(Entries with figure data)
━━━━

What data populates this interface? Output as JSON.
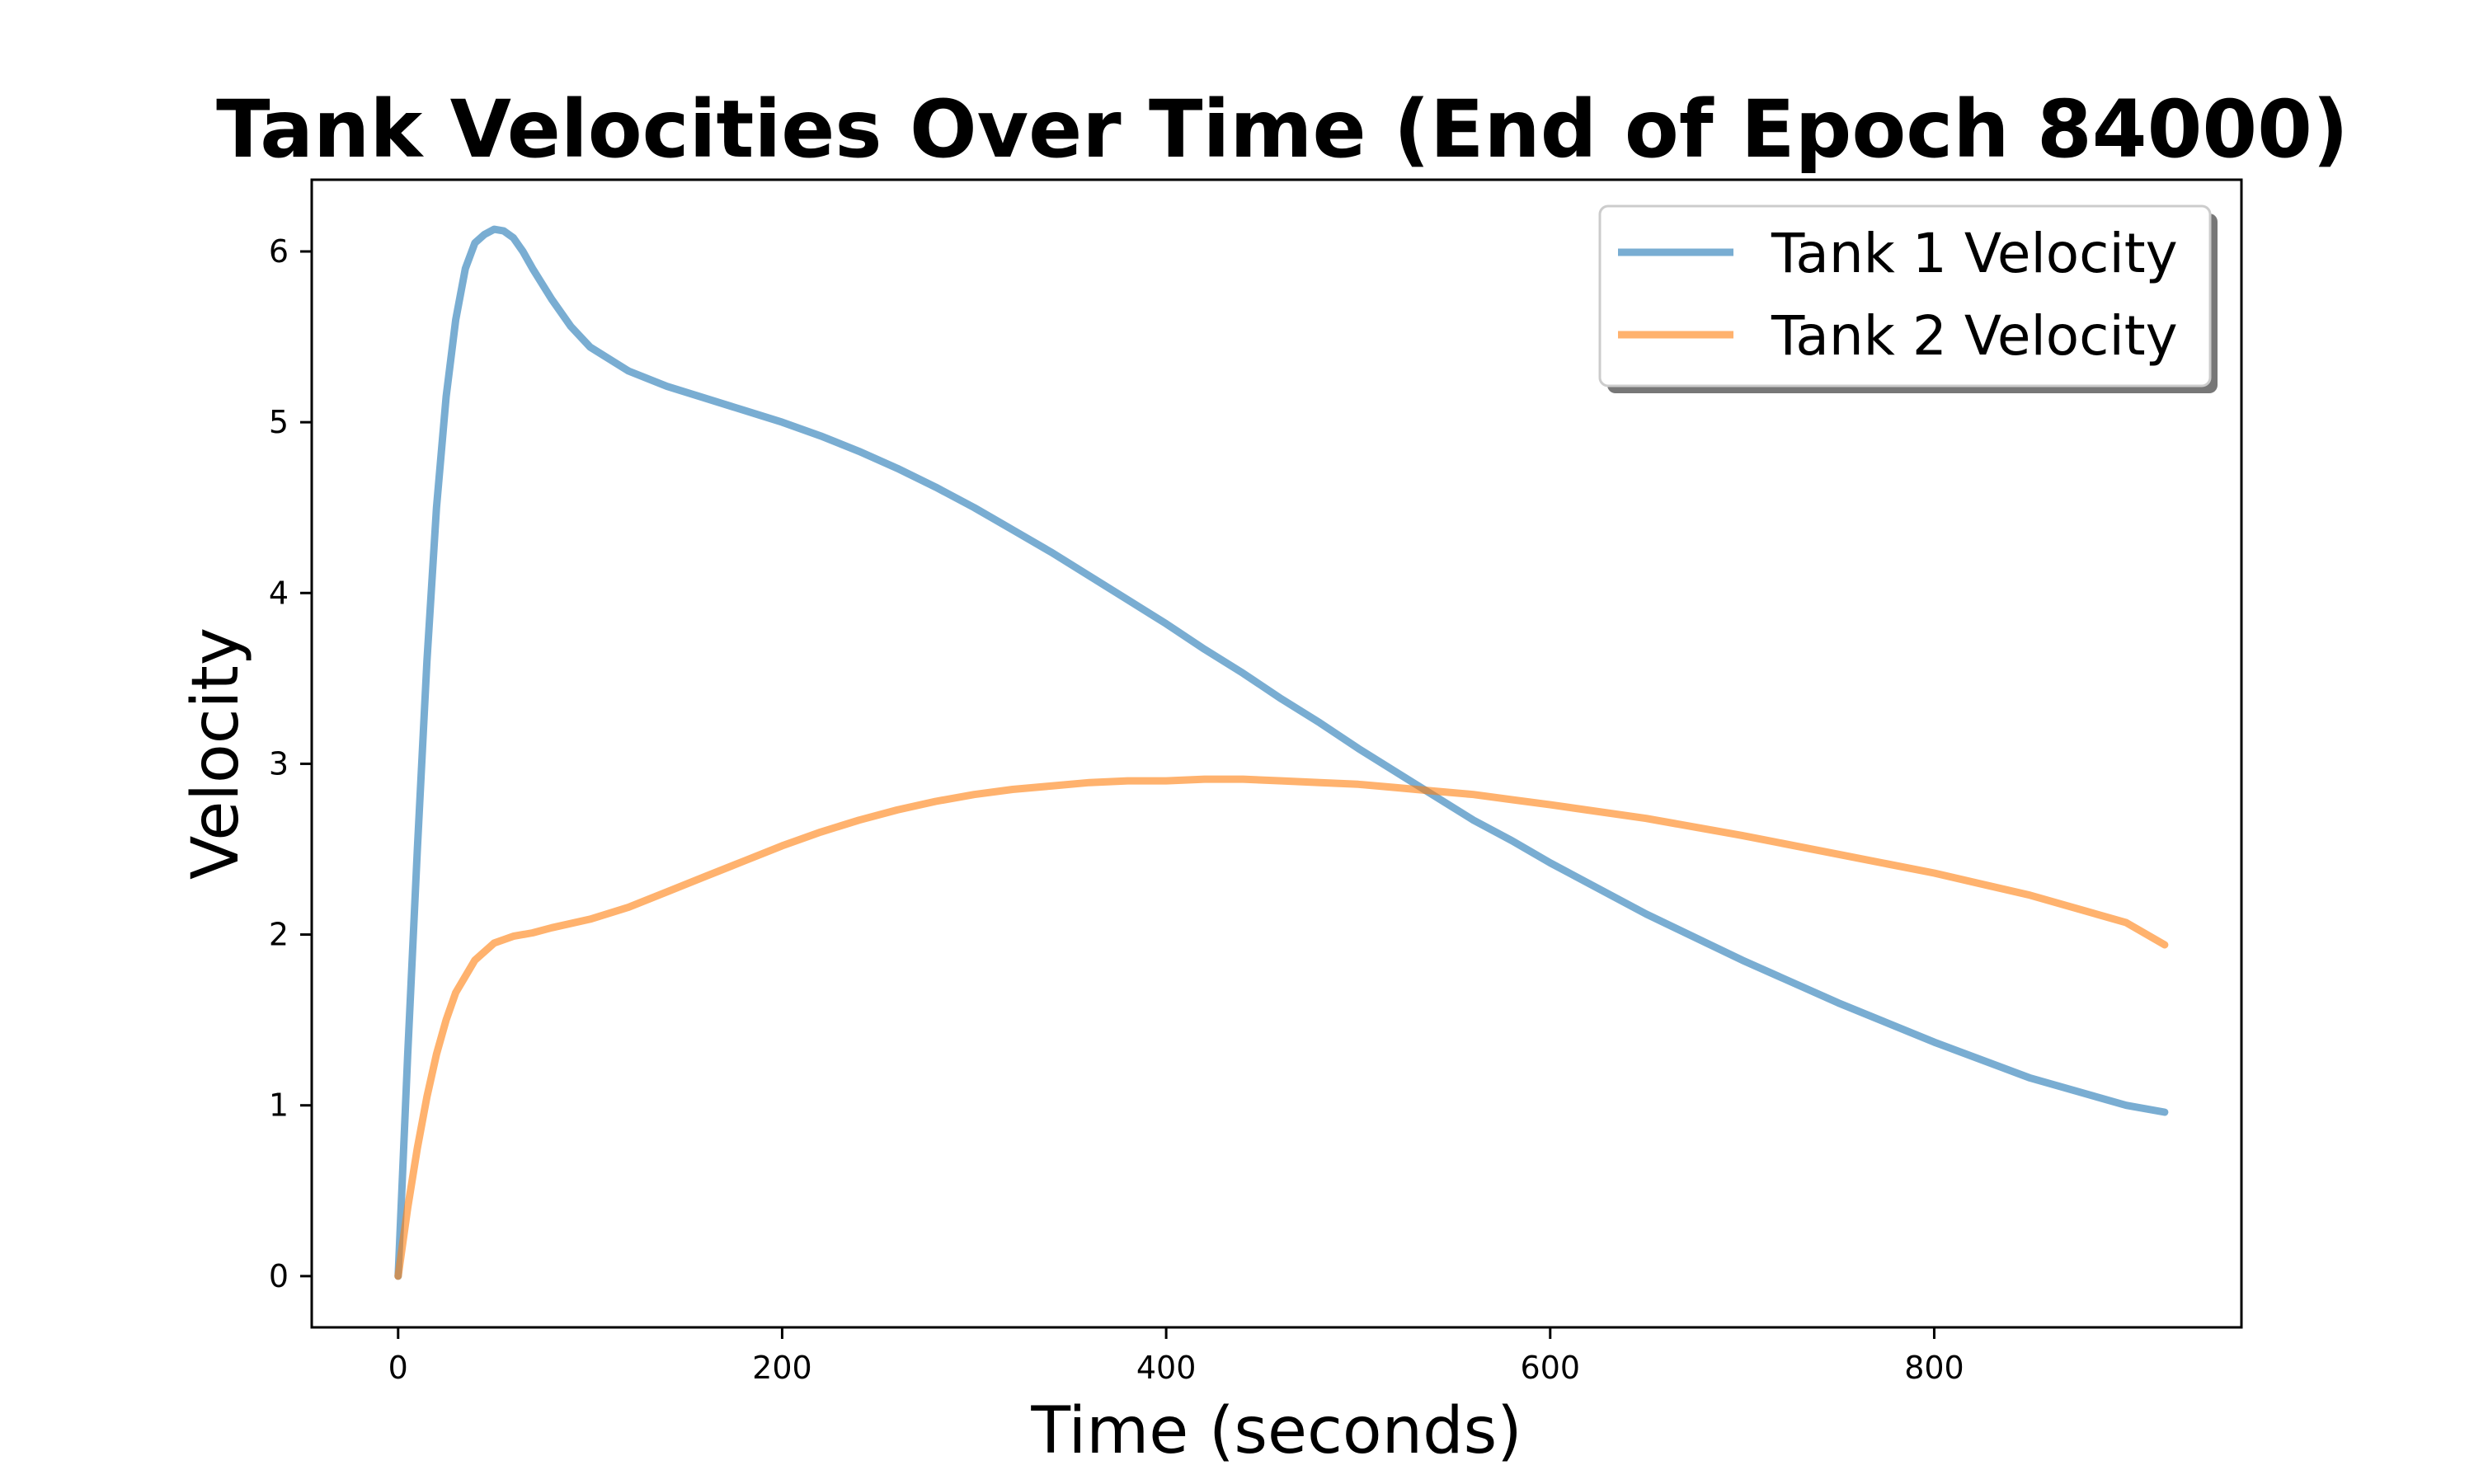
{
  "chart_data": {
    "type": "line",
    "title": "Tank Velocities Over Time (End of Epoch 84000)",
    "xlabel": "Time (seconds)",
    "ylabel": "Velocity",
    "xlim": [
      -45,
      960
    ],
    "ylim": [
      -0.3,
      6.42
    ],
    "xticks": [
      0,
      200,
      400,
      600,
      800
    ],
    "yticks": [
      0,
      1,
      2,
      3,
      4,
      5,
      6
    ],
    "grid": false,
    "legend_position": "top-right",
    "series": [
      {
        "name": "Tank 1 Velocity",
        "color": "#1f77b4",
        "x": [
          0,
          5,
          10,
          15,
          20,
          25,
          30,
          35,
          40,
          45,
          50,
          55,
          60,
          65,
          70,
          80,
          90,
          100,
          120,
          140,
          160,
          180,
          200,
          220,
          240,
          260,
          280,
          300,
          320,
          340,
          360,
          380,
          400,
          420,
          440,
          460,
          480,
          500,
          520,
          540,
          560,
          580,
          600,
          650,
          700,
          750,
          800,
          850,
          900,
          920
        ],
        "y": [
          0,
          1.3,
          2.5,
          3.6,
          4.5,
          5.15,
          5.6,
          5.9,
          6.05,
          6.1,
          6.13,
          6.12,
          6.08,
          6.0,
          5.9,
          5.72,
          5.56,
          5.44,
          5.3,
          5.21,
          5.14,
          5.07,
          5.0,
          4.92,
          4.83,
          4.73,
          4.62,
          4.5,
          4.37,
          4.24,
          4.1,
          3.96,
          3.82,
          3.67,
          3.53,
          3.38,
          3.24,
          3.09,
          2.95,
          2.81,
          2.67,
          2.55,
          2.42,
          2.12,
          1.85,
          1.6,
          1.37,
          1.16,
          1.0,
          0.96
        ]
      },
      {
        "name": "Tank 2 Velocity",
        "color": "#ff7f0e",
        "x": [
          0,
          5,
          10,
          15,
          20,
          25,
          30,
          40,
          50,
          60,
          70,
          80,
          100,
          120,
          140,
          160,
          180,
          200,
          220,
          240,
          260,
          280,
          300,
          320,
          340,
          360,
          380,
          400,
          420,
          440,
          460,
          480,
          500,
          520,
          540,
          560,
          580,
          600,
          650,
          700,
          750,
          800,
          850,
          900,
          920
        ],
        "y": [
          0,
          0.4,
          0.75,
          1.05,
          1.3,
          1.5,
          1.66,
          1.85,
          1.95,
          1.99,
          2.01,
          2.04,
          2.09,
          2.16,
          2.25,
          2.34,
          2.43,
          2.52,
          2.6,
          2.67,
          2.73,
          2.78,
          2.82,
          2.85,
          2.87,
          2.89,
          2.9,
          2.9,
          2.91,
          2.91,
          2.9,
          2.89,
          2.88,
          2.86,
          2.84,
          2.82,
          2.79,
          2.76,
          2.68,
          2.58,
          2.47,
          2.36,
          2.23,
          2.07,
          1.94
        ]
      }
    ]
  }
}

━━━━

**AIM OF THE EXERCISE:** Point out every line holding the string "name" and copy it.

**WRITTEN REPLY:**
        "name": "Tank 1 Velocity",
        "name": "Tank 2 Velocity",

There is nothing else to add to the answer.